──────── Supplied records ────────

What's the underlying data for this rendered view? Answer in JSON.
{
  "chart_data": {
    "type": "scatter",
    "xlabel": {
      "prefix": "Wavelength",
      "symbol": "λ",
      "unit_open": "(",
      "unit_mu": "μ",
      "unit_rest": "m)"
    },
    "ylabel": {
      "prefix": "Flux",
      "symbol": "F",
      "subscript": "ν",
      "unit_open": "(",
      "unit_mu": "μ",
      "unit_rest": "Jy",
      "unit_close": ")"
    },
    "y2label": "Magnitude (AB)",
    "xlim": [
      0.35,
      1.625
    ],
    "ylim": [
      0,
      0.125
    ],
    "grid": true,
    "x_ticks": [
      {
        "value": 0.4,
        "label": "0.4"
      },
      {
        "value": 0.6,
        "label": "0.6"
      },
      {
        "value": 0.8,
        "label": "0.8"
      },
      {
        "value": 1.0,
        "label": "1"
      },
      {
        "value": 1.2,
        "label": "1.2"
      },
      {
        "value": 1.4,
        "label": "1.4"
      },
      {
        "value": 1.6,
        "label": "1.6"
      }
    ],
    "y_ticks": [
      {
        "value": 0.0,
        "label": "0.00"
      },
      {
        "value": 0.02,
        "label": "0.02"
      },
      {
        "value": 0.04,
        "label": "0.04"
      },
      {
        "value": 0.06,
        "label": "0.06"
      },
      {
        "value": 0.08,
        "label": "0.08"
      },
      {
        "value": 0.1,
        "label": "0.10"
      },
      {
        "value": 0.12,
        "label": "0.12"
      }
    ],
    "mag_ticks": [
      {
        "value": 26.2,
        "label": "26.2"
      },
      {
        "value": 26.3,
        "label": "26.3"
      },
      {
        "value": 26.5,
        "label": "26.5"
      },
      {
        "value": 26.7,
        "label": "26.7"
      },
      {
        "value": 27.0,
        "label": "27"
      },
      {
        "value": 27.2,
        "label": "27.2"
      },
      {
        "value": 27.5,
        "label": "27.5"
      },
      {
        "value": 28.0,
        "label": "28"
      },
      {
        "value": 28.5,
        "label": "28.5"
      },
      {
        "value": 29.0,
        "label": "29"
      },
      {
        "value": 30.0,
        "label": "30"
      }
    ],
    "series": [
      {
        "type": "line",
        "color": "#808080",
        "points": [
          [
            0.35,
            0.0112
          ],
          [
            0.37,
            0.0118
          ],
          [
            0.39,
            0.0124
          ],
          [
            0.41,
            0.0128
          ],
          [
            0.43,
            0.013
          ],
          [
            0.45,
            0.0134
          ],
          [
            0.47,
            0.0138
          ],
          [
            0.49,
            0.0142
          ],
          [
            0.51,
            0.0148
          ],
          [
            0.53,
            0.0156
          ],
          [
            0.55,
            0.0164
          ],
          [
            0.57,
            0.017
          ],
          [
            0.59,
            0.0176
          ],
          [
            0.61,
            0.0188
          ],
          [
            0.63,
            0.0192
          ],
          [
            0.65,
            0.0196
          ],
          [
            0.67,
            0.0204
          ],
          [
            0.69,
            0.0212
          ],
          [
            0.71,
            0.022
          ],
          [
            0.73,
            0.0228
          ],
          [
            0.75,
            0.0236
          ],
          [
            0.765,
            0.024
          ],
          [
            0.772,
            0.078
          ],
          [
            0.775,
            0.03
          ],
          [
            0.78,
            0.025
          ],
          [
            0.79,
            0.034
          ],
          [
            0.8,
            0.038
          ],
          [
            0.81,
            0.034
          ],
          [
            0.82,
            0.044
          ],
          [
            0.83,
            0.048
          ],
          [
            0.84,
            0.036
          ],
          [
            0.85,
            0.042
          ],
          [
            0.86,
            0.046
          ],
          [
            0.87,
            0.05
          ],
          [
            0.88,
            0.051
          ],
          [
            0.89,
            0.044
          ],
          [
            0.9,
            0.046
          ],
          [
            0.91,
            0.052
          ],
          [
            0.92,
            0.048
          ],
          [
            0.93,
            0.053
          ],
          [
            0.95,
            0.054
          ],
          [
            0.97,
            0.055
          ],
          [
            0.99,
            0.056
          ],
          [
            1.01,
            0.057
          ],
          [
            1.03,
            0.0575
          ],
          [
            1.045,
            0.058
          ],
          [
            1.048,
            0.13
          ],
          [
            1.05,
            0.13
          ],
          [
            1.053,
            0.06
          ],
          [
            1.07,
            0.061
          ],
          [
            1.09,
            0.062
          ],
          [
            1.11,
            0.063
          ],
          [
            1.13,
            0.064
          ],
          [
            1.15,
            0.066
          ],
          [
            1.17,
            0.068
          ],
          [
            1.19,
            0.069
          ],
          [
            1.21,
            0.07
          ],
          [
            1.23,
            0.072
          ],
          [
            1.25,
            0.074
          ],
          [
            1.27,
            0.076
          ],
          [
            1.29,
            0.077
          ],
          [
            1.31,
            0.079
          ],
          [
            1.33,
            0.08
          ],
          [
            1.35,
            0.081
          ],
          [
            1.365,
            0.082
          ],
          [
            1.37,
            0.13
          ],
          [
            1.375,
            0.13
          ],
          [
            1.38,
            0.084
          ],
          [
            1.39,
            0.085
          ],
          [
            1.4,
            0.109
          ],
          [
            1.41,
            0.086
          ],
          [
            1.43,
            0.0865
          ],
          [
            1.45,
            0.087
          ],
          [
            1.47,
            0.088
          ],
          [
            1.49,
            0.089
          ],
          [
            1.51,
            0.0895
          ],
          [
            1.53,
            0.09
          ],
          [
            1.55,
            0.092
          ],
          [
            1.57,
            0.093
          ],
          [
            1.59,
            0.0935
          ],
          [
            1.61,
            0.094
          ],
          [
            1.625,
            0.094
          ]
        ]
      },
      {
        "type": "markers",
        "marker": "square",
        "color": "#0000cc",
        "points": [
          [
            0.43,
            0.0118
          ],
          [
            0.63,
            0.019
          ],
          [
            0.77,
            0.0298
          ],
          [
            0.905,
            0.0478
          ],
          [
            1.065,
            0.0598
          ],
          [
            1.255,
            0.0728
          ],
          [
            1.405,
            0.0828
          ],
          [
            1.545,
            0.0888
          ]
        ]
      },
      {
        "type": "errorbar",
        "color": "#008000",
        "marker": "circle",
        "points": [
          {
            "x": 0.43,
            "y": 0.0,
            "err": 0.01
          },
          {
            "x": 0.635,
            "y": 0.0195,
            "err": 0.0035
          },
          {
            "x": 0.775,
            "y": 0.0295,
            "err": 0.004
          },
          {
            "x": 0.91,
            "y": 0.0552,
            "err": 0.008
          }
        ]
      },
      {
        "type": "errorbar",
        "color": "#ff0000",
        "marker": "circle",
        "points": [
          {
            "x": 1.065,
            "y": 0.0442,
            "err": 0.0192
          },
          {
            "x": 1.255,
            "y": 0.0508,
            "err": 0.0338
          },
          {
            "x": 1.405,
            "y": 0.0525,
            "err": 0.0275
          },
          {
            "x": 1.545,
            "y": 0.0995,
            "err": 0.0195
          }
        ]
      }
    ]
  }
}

────────

**What to work on**. Each line of the material above must be retyped precisely.

**Reply to the exercise**.
What's the underlying data for this rendered view? Answer in JSON.
{
  "chart_data": {
    "type": "scatter",
    "xlabel": {
      "prefix": "Wavelength",
      "symbol": "λ",
      "unit_open": "(",
      "unit_mu": "μ",
      "unit_rest": "m)"
    },
    "ylabel": {
      "prefix": "Flux",
      "symbol": "F",
      "subscript": "ν",
      "unit_open": "(",
      "unit_mu": "μ",
      "unit_rest": "Jy",
      "unit_close": ")"
    },
    "y2label": "Magnitude (AB)",
    "xlim": [
      0.35,
      1.625
    ],
    "ylim": [
      0,
      0.125
    ],
    "grid": true,
    "x_ticks": [
      {
        "value": 0.4,
        "label": "0.4"
      },
      {
        "value": 0.6,
        "label": "0.6"
      },
      {
        "value": 0.8,
        "label": "0.8"
      },
      {
        "value": 1.0,
        "label": "1"
      },
      {
        "value": 1.2,
        "label": "1.2"
      },
      {
        "value": 1.4,
        "label": "1.4"
      },
      {
        "value": 1.6,
        "label": "1.6"
      }
    ],
    "y_ticks": [
      {
        "value": 0.0,
        "label": "0.00"
      },
      {
        "value": 0.02,
        "label": "0.02"
      },
      {
        "value": 0.04,
        "label": "0.04"
      },
      {
        "value": 0.06,
        "label": "0.06"
      },
      {
        "value": 0.08,
        "label": "0.08"
      },
      {
        "value": 0.1,
        "label": "0.10"
      },
      {
        "value": 0.12,
        "label": "0.12"
      }
    ],
    "mag_ticks": [
      {
        "value": 26.2,
        "label": "26.2"
      },
      {
        "value": 26.3,
        "label": "26.3"
      },
      {
        "value": 26.5,
        "label": "26.5"
      },
      {
        "value": 26.7,
        "label": "26.7"
      },
      {
        "value": 27.0,
        "label": "27"
      },
      {
        "value": 27.2,
        "label": "27.2"
      },
      {
        "value": 27.5,
        "label": "27.5"
      },
      {
        "value": 28.0,
        "label": "28"
      },
      {
        "value": 28.5,
        "label": "28.5"
      },
      {
        "value": 29.0,
        "label": "29"
      },
      {
        "value": 30.0,
        "label": "30"
      }
    ],
    "series": [
      {
        "type": "line",
        "color": "#808080",
        "points": [
          [
            0.35,
            0.0112
          ],
          [
            0.37,
            0.0118
          ],
          [
            0.39,
            0.0124
          ],
          [
            0.41,
            0.0128
          ],
          [
            0.43,
            0.013
          ],
          [
            0.45,
            0.0134
          ],
          [
            0.47,
            0.0138
          ],
          [
            0.49,
            0.0142
          ],
          [
            0.51,
            0.0148
          ],
          [
            0.53,
            0.0156
          ],
          [
            0.55,
            0.0164
          ],
          [
            0.57,
            0.017
          ],
          [
            0.59,
            0.0176
          ],
          [
            0.61,
            0.0188
          ],
          [
            0.63,
            0.0192
          ],
          [
            0.65,
            0.0196
          ],
          [
            0.67,
            0.0204
          ],
          [
            0.69,
            0.0212
          ],
          [
            0.71,
            0.022
          ],
          [
            0.73,
            0.0228
          ],
          [
            0.75,
            0.0236
          ],
          [
            0.765,
            0.024
          ],
          [
            0.772,
            0.078
          ],
          [
            0.775,
            0.03
          ],
          [
            0.78,
            0.025
          ],
          [
            0.79,
            0.034
          ],
          [
            0.8,
            0.038
          ],
          [
            0.81,
            0.034
          ],
          [
            0.82,
            0.044
          ],
          [
            0.83,
            0.048
          ],
          [
            0.84,
            0.036
          ],
          [
            0.85,
            0.042
          ],
          [
            0.86,
            0.046
          ],
          [
            0.87,
            0.05
          ],
          [
            0.88,
            0.051
          ],
          [
            0.89,
            0.044
          ],
          [
            0.9,
            0.046
          ],
          [
            0.91,
            0.052
          ],
          [
            0.92,
            0.048
          ],
          [
            0.93,
            0.053
          ],
          [
            0.95,
            0.054
          ],
          [
            0.97,
            0.055
          ],
          [
            0.99,
            0.056
          ],
          [
            1.01,
            0.057
          ],
          [
            1.03,
            0.0575
          ],
          [
            1.045,
            0.058
          ],
          [
            1.048,
            0.13
          ],
          [
            1.05,
            0.13
          ],
          [
            1.053,
            0.06
          ],
          [
            1.07,
            0.061
          ],
          [
            1.09,
            0.062
          ],
          [
            1.11,
            0.063
          ],
          [
            1.13,
            0.064
          ],
          [
            1.15,
            0.066
          ],
          [
            1.17,
            0.068
          ],
          [
            1.19,
            0.069
          ],
          [
            1.21,
            0.07
          ],
          [
            1.23,
            0.072
          ],
          [
            1.25,
            0.074
          ],
          [
            1.27,
            0.076
          ],
          [
            1.29,
            0.077
          ],
          [
            1.31,
            0.079
          ],
          [
            1.33,
            0.08
          ],
          [
            1.35,
            0.081
          ],
          [
            1.365,
            0.082
          ],
          [
            1.37,
            0.13
          ],
          [
            1.375,
            0.13
          ],
          [
            1.38,
            0.084
          ],
          [
            1.39,
            0.085
          ],
          [
            1.4,
            0.109
          ],
          [
            1.41,
            0.086
          ],
          [
            1.43,
            0.0865
          ],
          [
            1.45,
            0.087
          ],
          [
            1.47,
            0.088
          ],
          [
            1.49,
            0.089
          ],
          [
            1.51,
            0.0895
          ],
          [
            1.53,
            0.09
          ],
          [
            1.55,
            0.092
          ],
          [
            1.57,
            0.093
          ],
          [
            1.59,
            0.0935
          ],
          [
            1.61,
            0.094
          ],
          [
            1.625,
            0.094
          ]
        ]
      },
      {
        "type": "markers",
        "marker": "square",
        "color": "#0000cc",
        "points": [
          [
            0.43,
            0.0118
          ],
          [
            0.63,
            0.019
          ],
          [
            0.77,
            0.0298
          ],
          [
            0.905,
            0.0478
          ],
          [
            1.065,
            0.0598
          ],
          [
            1.255,
            0.0728
          ],
          [
            1.405,
            0.0828
          ],
          [
            1.545,
            0.0888
          ]
        ]
      },
      {
        "type": "errorbar",
        "color": "#008000",
        "marker": "circle",
        "points": [
          {
            "x": 0.43,
            "y": 0.0,
            "err": 0.01
          },
          {
            "x": 0.635,
            "y": 0.0195,
            "err": 0.0035
          },
          {
            "x": 0.775,
            "y": 0.0295,
            "err": 0.004
          },
          {
            "x": 0.91,
            "y": 0.0552,
            "err": 0.008
          }
        ]
      },
      {
        "type": "errorbar",
        "color": "#ff0000",
        "marker": "circle",
        "points": [
          {
            "x": 1.065,
            "y": 0.0442,
            "err": 0.0192
          },
          {
            "x": 1.255,
            "y": 0.0508,
            "err": 0.0338
          },
          {
            "x": 1.405,
            "y": 0.0525,
            "err": 0.0275
          },
          {
            "x": 1.545,
            "y": 0.0995,
            "err": 0.0195
          }
        ]
      }
    ]
  }
}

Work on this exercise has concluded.